REQUEST: Copy the data lines starting at the one containing "- salinity-series-line: [119, 288, 1116, 361]" and ending at the one containing "- y-tick-label: 1.5: [91, 855, 112, 872]", including both, with nothing changed.

Extracted records:
+++
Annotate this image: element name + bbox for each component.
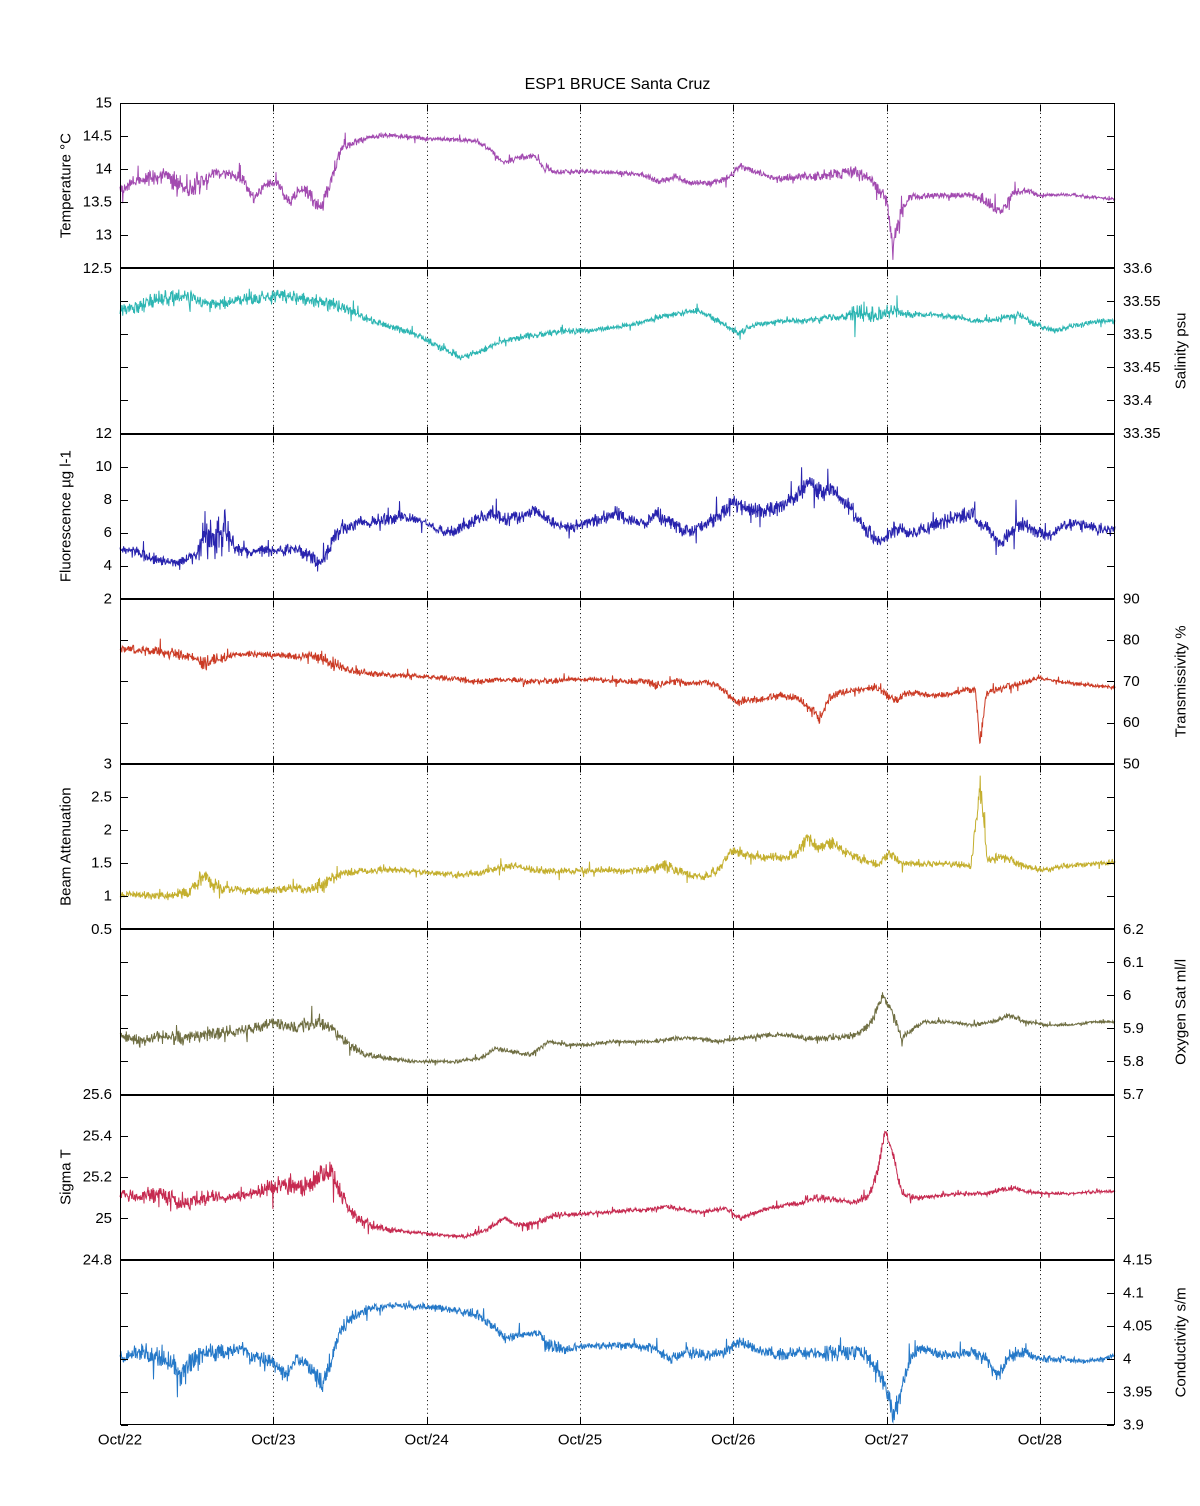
- salinity-series-line: [119, 288, 1116, 361]
- y-tick-label: 33.45: [1123, 359, 1161, 376]
- salinity-axis-label: Salinity psu: [1173, 313, 1190, 390]
- y-tick-label: 25.2: [83, 1169, 112, 1186]
- transmissivity-axis-label: Transmissivity %: [1173, 625, 1190, 737]
- oxygen-sat-axis-label: Oxygen Sat ml/l: [1173, 959, 1190, 1065]
- temperature-series-line: [119, 131, 1116, 260]
- panel-sigma-t: 24.8 25 25.2 25.4 25.6 Sigma T: [58, 1086, 1116, 1268]
- sigma-t-axis-label: Sigma T: [58, 1149, 75, 1205]
- temperature-axis-label: Temperature °C: [58, 133, 75, 238]
- y-tick-label: 80: [1123, 632, 1140, 649]
- panel-box: [120, 268, 1115, 434]
- x-tick-label: Oct/25: [558, 1432, 602, 1449]
- conductivity-series-line: [119, 1300, 1116, 1424]
- panel-transmissivity: 50 60 70 80 90 Transmissivity %: [119, 590, 1190, 773]
- y-tick-label: 25.6: [83, 1086, 112, 1103]
- y-tick-label: 1.5: [91, 855, 112, 872]
- panel-beam-attenuation: 0.5 1 1.5 2 2.5 3 Beam Attenuation: [58, 756, 1116, 938]
- panel-conductivity: 3.9 3.95 4 4.05 4.1 4.15 Conductivity s/m: [119, 1251, 1190, 1434]
- y-tick-label: 33.5: [1123, 326, 1152, 343]
- chart-title: ESP1 BRUCE Santa Cruz: [524, 76, 711, 93]
- y-tick-label: 1: [104, 888, 112, 905]
- y-tick-label: 5.8: [1123, 1053, 1144, 1070]
- panel-box: [120, 1095, 1115, 1260]
- y-tick-label: 6: [104, 524, 112, 541]
- y-tick-label: 50: [1123, 756, 1140, 773]
- y-tick-label: 0.5: [91, 921, 112, 938]
- x-tick-label: Oct/28: [1018, 1432, 1062, 1449]
- fluorescence-axis-label: Fluorescence µg l-1: [58, 450, 75, 582]
- y-tick-label: 14.5: [83, 128, 112, 145]
- y-tick-label: 25.4: [83, 1127, 112, 1144]
- y-tick-label: 12: [95, 425, 112, 442]
- y-tick-label: 8: [104, 491, 112, 508]
- panel-box: [120, 1260, 1115, 1425]
- panel-temperature: 12.5 13 13.5 14 14.5 15 Temperature °C: [58, 95, 1116, 277]
- y-tick-label: 70: [1123, 673, 1140, 690]
- y-tick-label: 25: [95, 1210, 112, 1227]
- y-tick-label: 4.15: [1123, 1251, 1152, 1268]
- y-tick-label: 2: [104, 822, 112, 839]
- y-tick-label: 90: [1123, 590, 1140, 607]
- y-tick-label: 4.1: [1123, 1284, 1144, 1301]
- x-tick-label: Oct/26: [711, 1432, 755, 1449]
- conductivity-axis-label: Conductivity s/m: [1173, 1287, 1190, 1397]
- y-tick-label: 5.9: [1123, 1020, 1144, 1037]
- x-tick-label: Oct/23: [251, 1432, 295, 1449]
- y-tick-label: 13: [95, 227, 112, 244]
- y-tick-label: 6.1: [1123, 954, 1144, 971]
- y-tick-label: 5.7: [1123, 1086, 1144, 1103]
- beam-attenuation-axis-label: Beam Attenuation: [58, 787, 75, 905]
- y-tick-label: 13.5: [83, 194, 112, 211]
- beam-attenuation-series-line: [119, 775, 1116, 901]
- y-tick-label: 33.6: [1123, 260, 1152, 277]
- y-tick-label: 6.2: [1123, 921, 1144, 938]
- panel-box: [120, 764, 1115, 929]
- y-tick-label: 3.9: [1123, 1417, 1144, 1434]
- y-tick-label: 14: [95, 161, 112, 178]
- y-tick-label: 33.55: [1123, 293, 1161, 310]
- transmissivity-series-line: [119, 638, 1116, 745]
- y-tick-label: 24.8: [83, 1251, 112, 1268]
- fluorescence-series-line: [119, 467, 1116, 572]
- panel-box: [120, 929, 1115, 1095]
- panel-box: [120, 103, 1115, 268]
- y-tick-label: 10: [95, 458, 112, 475]
- panel-box: [120, 434, 1115, 599]
- x-tick-label: Oct/27: [864, 1432, 908, 1449]
- y-tick-label: 2: [104, 590, 112, 607]
- y-tick-label: 3: [104, 756, 112, 773]
- x-tick-label: Oct/24: [405, 1432, 449, 1449]
- panel-salinity: 33.35 33.4 33.45 33.5 33.55 33.6 Salinity psu: [119, 260, 1190, 442]
- oxygen-sat-series-line: [119, 992, 1116, 1066]
- y-tick-label: 60: [1123, 714, 1140, 731]
- panel-fluorescence: 2 4 6 8 10 12 Fluorescence µg l-1: [58, 425, 1116, 607]
- y-tick-label: 4: [1123, 1350, 1131, 1367]
- sigma-t-series-line: [119, 1130, 1116, 1240]
- y-tick-label: 2.5: [91, 789, 112, 806]
- panel-box: [120, 599, 1115, 764]
- y-tick-label: 15: [95, 95, 112, 112]
- y-tick-label: 6: [1123, 987, 1131, 1004]
- y-tick-label: 33.4: [1123, 392, 1152, 409]
- y-tick-label: 33.35: [1123, 425, 1161, 442]
- y-tick-label: 4.05: [1123, 1317, 1152, 1334]
- panel-oxygen-sat: 5.7 5.8 5.9 6 6.1 6.2 Oxygen Sat ml/l: [119, 921, 1190, 1103]
- y-tick-label: 12.5: [83, 260, 112, 277]
- y-tick-label: 4: [104, 557, 112, 574]
- x-tick-label: Oct/22: [98, 1432, 142, 1449]
- y-tick-label: 3.95: [1123, 1383, 1152, 1400]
+++
RESPONSE TO THE EXERCISE:
- salinity-series-line: [119, 288, 1116, 361]
- y-tick-label: 33.45: [1123, 359, 1161, 376]
- salinity-axis-label: Salinity psu: [1173, 313, 1190, 390]
- y-tick-label: 25.2: [83, 1169, 112, 1186]
- transmissivity-axis-label: Transmissivity %: [1173, 625, 1190, 737]
- oxygen-sat-axis-label: Oxygen Sat ml/l: [1173, 959, 1190, 1065]
- temperature-series-line: [119, 131, 1116, 260]
- panel-sigma-t: 24.8 25 25.2 25.4 25.6 Sigma T: [58, 1086, 1116, 1268]
- sigma-t-axis-label: Sigma T: [58, 1149, 75, 1205]
- temperature-axis-label: Temperature °C: [58, 133, 75, 238]
- y-tick-label: 80: [1123, 632, 1140, 649]
- panel-box: [120, 268, 1115, 434]
- x-tick-label: Oct/25: [558, 1432, 602, 1449]
- conductivity-series-line: [119, 1300, 1116, 1424]
- panel-transmissivity: 50 60 70 80 90 Transmissivity %: [119, 590, 1190, 773]
- y-tick-label: 25.6: [83, 1086, 112, 1103]
- y-tick-label: 1.5: [91, 855, 112, 872]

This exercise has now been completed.